* **DIRECTIONS FOR THIS TASK**
Type out the complete listing below word for word, without its pictures.

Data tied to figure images
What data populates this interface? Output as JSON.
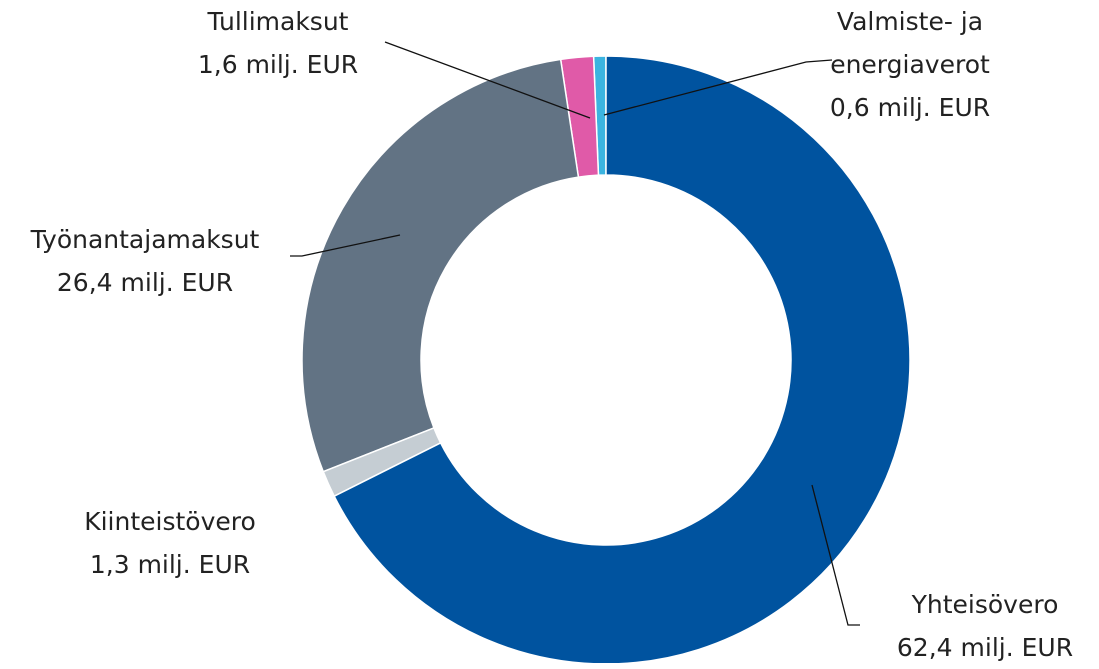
{
  "chart_data": {
    "type": "donut",
    "categories": [
      "Yhteisövero",
      "Kiinteistövero",
      "Työnantajamaksut",
      "Tullimaksut",
      "Valmiste- ja energiaverot"
    ],
    "values": [
      62.4,
      1.3,
      26.4,
      1.6,
      0.6
    ],
    "value_labels": [
      "62,4 milj. EUR",
      "1,3 milj. EUR",
      "26,4 milj. EUR",
      "1,6 milj. EUR",
      "0,6 milj. EUR"
    ],
    "colors": [
      "#00539f",
      "#c5cdd3",
      "#627384",
      "#e05aa8",
      "#3bb4e0"
    ]
  }
}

* **REPLY TO THE TASK**
What data populates this interface? Output as JSON.
{
  "chart_data": {
    "type": "donut",
    "categories": [
      "Yhteisövero",
      "Kiinteistövero",
      "Työnantajamaksut",
      "Tullimaksut",
      "Valmiste- ja energiaverot"
    ],
    "values": [
      62.4,
      1.3,
      26.4,
      1.6,
      0.6
    ],
    "value_labels": [
      "62,4 milj. EUR",
      "1,3 milj. EUR",
      "26,4 milj. EUR",
      "1,6 milj. EUR",
      "0,6 milj. EUR"
    ],
    "colors": [
      "#00539f",
      "#c5cdd3",
      "#627384",
      "#e05aa8",
      "#3bb4e0"
    ]
  }
}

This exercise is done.